**TRECHO FORNECIDO**
--*--

Política Sexta-Feira, 07 de Agosto de 2020, 05h:51 | - A | + A

"Vamos tocar a vida"

Entre sorrisos, Bolsonaro esvazia a marca dos 100 mil brasileiros mortos pela Covid

Pedro Pinto de Oliveira

No seu jeito esperto de ser, entre sorrisos, o presidente Jair Bolsonaro antecipou ontem a repercussão sobre a iminente marca trágica de 100 mil brasileiros mortos pela Covid-19.

 

Antes de ser perguntado, a estratégia comunicativa foi falar primeiro, para esvaziar a pauta da mídia. Em seu egoísmo militante, Bolsonaro cuida de si, dos seus interesses políticos. A falácia posta em ação é a lógica da inevitabilidade da morte. Ou seja, morrer  é condição inevitável da vida, o presidente não tem nada a ver com isso. Com denodo e cinismo, o presidente afasta o debate político do que importa: julgar a omissão da sua responsabilidade de comandar o país no enfrentamento da pandemia, uma posição que o STF decidiu desde o início da crise. Naturalizando a morte inevitável, Bolsonaro afasta a discussão que o Brasil ainda não deu conta de cobrar.

 

A estratégia da inevitabilidade e antecipação foi posta em ação na sua live desta quinta-feira (06/08).  O presidente pergunta ao general da Saúde que está ao seu lado se o país já vai chegar às 100 mil mortes pelo vírus. O tom é meio distraído, como se realmente estivesse alheio. E comenta:

 

“A gente lamenta todas as mortes. Está chegando ao número 100 mil talvez hoje, não é? Mas vamos tocar a vida e encontrar uma maneira de se safar desse problema.”

 

Safar do problema é reafirmar que o problema não lhe pertence. As mortes seriam um problema político só dos governadores e prefeitos. Assim, a única preocupação do presidente, já manifestada publicamente, é que os mortos, "dos governadores e prefeitos", não sejam colocados no seu colo. 

 

Eduardo Pazuello o general da ativa que faz o papel de ministro da Saúde, também comentou na live, comparando, sem corar, a pandemia da Covid-19 com o HIV.

 

“O HIV continua existindo, algumas pessoas são contaminadas, muito se tratam. Vida que segue. É assim que vai ser com o coronavírus”.

 

A vida segue, vamos tocar a vida, esses são os argumentos do presidente da República e do ministro da Saúde para explicar a desimportância da pandemia que mata milhares de brasileiros: é uma coisa normal, natural. Um problema que não lhes diz respeito. A missão de esvaziar a repercussão foi feita construindo um muro de proteção entre o governo e a realidade.

 

Além da evidente estratégia de escapar do foco, a omissão da responsabilidade que lhe cabe no enfrentamento da pandemia, a cena reforça traços do caráter do presidente. A vida é um bem descartável, desde que seja a vida dos outros, desde que seja para cumprir os seus interesses. 

 

Vale lembrar a rara crítica feita por ele ao desempenho da ditadura militar no Brasil: “O erro da ditadura foi torturar e não matar” (entrevista à rádio Jovem Pan, junho de 2016). E o mote com que ele animava seus seguidores durante a campanha eleitoral de 2018: “Vamos fuzilar a petralhada”.

 

Essas cenas de esperteza diversionista só reforçam que ele sabe do que tem pela frente, e tenta empurrar com a barriga: cedo ou tarde, Bolsonaro terá que prestar contas aos mortos e das mortes dos brasileiros vítimas do coronavírus. O julgamento político avaliará a responsabilidade da tragédia consorciada entre o presidente e o vírus.

--*--

**EXERCÍCIO**
Responda, por favor, a estas perguntas sobre o texto acima, a respeito das 100 mil mortes pela Covid:
(a) Em que dia da semana foi feita a live em que Bolsonaro comentou a marca das 100 mil mortes?
(b) Com que doença Eduardo Pazuello comparou a pandemia da Covid-19?
(c) A que rádio foi dada a entrevista de junho de 2016 citada no texto?

**ITENS APRESENTADOS**
--*--

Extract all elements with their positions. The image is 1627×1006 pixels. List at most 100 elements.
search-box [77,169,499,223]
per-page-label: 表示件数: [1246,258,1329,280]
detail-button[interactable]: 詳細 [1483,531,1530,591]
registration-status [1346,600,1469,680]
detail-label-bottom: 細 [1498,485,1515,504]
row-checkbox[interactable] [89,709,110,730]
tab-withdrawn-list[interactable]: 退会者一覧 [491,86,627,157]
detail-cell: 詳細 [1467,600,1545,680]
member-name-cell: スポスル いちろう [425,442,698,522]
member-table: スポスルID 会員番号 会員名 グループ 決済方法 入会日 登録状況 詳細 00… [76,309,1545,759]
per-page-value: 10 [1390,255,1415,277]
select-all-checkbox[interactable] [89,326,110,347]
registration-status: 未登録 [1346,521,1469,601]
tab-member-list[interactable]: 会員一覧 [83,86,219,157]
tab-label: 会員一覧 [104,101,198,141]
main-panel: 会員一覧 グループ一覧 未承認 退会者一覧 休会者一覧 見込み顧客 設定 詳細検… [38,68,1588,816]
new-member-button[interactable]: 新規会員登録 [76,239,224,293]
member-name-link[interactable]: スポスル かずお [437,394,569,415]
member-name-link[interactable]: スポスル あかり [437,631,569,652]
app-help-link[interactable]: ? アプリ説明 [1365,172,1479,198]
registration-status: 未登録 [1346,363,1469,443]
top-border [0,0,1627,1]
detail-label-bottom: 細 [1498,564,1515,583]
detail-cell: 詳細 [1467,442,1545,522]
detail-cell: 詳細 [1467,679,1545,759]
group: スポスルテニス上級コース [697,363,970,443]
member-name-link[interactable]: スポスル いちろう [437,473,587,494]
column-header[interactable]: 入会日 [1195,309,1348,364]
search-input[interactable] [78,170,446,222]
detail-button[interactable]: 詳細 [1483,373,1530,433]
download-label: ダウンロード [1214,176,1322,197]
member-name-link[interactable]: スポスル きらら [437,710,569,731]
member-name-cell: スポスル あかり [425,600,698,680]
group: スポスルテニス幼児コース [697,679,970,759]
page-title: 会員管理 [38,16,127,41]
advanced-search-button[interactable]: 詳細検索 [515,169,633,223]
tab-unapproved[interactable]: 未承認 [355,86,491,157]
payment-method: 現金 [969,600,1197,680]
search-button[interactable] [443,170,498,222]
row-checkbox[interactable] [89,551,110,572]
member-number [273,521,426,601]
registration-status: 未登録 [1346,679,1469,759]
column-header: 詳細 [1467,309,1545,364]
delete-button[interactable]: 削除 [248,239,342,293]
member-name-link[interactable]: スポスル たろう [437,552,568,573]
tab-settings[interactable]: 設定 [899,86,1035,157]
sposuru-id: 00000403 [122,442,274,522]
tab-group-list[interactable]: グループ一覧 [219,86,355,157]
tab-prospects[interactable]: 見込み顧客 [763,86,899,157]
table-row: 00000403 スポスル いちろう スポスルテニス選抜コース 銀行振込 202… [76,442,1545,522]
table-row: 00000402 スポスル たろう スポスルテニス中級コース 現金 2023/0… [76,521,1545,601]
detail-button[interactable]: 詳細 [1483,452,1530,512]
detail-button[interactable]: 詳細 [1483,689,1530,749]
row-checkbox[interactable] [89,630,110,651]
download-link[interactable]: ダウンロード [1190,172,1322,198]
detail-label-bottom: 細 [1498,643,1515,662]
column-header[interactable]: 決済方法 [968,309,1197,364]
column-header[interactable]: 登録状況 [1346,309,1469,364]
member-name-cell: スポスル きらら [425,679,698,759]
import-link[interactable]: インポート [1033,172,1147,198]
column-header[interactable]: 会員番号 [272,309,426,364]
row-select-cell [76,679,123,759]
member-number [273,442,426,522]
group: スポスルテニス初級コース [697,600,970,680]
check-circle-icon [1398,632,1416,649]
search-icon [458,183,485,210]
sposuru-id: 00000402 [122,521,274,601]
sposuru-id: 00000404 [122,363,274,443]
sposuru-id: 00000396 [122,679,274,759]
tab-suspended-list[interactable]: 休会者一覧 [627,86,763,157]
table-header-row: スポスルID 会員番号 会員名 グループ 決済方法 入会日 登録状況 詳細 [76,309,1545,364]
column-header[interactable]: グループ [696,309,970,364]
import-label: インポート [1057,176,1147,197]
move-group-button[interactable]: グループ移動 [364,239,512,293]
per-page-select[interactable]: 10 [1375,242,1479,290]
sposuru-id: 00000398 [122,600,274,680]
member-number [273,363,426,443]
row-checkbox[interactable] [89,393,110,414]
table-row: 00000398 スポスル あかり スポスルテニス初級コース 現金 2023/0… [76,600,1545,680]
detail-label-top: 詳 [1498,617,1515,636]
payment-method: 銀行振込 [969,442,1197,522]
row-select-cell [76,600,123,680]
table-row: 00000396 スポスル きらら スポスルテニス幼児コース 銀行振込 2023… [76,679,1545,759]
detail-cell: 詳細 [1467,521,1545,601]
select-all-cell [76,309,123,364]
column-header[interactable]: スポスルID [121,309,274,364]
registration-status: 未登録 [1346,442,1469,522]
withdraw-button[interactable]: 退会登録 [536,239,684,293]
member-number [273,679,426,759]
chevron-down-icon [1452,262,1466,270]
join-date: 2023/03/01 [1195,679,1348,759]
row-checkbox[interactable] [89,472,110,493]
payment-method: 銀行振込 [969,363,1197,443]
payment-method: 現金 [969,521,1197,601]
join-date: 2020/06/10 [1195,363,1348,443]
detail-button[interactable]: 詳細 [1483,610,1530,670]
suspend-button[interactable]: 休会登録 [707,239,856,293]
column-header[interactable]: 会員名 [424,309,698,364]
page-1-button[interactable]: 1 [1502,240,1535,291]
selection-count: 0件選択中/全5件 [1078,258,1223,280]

--*--

**RESPOSTA A SEGUIR**
(a) Quinta-feira (06/08).
(b) Com o HIV.
(c) À rádio Jovem Pan.